EXCERPTED RECORDS:
··········
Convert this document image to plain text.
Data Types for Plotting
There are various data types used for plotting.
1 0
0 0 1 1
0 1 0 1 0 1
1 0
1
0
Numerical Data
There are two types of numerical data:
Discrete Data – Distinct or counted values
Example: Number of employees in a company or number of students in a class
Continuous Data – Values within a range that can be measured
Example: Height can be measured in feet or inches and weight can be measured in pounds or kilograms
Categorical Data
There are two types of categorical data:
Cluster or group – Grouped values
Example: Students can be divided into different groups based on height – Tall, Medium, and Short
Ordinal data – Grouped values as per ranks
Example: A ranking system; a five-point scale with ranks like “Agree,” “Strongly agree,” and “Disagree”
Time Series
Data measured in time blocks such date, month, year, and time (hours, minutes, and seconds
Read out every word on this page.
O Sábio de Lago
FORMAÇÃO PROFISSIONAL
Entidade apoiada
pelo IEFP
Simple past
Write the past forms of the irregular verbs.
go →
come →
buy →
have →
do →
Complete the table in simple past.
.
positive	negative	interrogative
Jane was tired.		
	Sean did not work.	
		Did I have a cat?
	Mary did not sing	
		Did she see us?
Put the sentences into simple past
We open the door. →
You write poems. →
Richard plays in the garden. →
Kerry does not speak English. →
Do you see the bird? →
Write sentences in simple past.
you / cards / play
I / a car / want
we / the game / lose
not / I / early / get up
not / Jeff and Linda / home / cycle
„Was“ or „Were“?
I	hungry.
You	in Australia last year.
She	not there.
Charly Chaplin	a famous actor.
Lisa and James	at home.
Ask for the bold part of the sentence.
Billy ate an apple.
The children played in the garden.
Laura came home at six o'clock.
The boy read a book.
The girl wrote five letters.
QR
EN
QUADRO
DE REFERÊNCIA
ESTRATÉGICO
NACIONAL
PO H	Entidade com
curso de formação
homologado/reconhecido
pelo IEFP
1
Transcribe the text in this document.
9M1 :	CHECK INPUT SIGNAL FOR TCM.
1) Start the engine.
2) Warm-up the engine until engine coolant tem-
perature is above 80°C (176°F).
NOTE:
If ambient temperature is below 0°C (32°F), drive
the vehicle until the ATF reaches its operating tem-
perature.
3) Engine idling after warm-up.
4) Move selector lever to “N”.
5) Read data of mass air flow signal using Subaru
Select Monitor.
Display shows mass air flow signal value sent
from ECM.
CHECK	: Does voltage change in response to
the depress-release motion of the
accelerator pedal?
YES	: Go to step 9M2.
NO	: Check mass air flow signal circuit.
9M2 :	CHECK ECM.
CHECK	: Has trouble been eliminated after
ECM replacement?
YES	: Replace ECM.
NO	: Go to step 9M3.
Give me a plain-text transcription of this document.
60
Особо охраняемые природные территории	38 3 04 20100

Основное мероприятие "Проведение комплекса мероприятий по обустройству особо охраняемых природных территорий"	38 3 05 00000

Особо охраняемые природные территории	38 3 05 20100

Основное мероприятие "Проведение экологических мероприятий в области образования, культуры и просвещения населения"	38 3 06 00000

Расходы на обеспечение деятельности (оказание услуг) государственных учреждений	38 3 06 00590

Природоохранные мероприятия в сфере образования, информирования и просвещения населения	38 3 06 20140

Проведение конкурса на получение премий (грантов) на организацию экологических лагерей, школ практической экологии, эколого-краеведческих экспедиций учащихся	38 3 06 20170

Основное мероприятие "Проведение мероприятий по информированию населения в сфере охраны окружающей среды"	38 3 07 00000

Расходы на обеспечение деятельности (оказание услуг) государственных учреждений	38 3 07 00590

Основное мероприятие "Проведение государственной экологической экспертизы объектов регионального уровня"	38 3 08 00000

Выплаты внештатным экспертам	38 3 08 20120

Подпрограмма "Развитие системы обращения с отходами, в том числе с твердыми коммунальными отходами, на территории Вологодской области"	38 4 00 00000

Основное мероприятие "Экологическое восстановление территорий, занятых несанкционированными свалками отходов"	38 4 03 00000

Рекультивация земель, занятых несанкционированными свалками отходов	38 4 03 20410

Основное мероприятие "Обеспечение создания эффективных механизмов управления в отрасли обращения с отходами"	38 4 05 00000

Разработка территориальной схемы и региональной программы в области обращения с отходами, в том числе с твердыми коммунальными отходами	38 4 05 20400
··········
WORK TO BE COMPLETED:
Identify all lines where the word "sentences" shows up. Copy them.

FINAL RESULT:
Put the sentences into simple past
Write sentences in simple past.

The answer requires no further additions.